▶ _WHAT TO DO_
Look for "from" in each line of the entries, and return the matching lines.

▶ _RECORDS FOR PROCESSING_

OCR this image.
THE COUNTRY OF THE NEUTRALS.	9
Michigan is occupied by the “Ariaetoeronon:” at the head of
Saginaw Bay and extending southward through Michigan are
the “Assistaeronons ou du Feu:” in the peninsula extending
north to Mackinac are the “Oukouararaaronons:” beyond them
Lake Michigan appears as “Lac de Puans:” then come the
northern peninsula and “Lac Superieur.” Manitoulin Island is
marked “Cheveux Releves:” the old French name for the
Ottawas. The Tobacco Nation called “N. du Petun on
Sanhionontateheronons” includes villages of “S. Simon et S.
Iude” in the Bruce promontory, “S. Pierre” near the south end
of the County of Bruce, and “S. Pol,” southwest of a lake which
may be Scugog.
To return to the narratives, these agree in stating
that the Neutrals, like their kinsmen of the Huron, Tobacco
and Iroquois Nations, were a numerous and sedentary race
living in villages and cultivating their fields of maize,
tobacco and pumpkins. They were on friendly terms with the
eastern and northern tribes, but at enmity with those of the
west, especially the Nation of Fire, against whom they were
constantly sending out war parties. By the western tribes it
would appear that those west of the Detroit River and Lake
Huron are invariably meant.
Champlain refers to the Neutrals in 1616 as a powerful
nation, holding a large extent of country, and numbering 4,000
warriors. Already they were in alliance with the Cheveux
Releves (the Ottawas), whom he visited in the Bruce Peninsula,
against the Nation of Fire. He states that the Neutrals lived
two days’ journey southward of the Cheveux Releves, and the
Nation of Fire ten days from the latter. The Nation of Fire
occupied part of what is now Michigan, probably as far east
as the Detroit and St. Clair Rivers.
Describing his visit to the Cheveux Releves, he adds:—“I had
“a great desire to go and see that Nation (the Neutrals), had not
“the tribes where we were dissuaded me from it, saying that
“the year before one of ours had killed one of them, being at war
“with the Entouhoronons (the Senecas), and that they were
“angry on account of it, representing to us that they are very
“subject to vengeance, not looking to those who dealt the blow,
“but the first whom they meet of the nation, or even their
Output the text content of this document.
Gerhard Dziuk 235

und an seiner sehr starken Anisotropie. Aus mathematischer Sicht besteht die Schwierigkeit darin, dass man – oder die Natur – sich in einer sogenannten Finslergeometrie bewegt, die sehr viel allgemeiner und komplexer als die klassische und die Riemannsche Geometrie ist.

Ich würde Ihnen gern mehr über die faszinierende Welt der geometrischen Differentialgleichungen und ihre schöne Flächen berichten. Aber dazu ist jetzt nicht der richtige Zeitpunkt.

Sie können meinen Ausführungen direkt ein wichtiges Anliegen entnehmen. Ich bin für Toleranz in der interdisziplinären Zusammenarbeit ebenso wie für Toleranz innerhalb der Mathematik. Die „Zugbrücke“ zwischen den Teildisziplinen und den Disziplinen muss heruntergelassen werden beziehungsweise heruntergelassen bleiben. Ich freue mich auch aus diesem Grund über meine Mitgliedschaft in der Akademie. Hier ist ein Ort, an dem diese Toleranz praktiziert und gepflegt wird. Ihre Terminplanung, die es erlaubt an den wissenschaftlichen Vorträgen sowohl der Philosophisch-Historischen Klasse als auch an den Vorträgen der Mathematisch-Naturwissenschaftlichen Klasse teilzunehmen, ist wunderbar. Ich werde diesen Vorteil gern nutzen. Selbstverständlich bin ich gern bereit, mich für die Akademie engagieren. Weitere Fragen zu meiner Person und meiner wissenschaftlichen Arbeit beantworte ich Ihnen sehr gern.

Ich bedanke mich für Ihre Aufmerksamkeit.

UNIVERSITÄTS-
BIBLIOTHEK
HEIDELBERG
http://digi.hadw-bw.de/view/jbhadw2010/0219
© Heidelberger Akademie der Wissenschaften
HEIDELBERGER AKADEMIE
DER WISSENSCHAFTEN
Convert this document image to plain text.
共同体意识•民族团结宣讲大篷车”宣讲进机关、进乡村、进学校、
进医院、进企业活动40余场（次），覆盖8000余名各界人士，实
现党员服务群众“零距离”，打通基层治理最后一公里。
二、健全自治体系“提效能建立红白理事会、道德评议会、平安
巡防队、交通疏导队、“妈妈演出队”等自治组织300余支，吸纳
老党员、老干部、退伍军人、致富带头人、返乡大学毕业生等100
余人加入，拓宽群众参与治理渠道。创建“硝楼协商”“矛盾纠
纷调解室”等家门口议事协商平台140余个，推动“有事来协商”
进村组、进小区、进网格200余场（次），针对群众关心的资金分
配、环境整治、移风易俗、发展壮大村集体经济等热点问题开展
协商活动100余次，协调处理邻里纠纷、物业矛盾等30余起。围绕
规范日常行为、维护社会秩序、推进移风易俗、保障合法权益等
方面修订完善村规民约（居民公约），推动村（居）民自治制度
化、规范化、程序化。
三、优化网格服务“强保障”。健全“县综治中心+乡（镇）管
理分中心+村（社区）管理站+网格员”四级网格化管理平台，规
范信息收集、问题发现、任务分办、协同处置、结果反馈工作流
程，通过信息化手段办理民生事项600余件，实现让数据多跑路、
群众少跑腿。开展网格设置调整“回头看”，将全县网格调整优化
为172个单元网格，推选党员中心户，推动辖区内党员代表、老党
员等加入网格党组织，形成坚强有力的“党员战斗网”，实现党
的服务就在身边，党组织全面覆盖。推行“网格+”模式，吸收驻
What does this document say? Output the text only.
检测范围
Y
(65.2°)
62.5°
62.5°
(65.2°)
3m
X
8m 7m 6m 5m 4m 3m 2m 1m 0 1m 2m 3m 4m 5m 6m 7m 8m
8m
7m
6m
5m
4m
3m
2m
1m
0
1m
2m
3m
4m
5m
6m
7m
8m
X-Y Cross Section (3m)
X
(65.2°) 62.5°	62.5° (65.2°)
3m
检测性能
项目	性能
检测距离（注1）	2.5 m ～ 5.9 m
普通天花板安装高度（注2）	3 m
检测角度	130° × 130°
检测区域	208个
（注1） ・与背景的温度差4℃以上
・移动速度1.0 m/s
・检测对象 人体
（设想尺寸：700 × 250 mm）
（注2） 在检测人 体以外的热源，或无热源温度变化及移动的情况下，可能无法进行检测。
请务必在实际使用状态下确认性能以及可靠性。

▶ _SOLUTION FOR THIS PROBLEM_
Nation of Fire ten days from the latter. The Nation of Fire
“the tribes where we were dissuaded me from it, saying that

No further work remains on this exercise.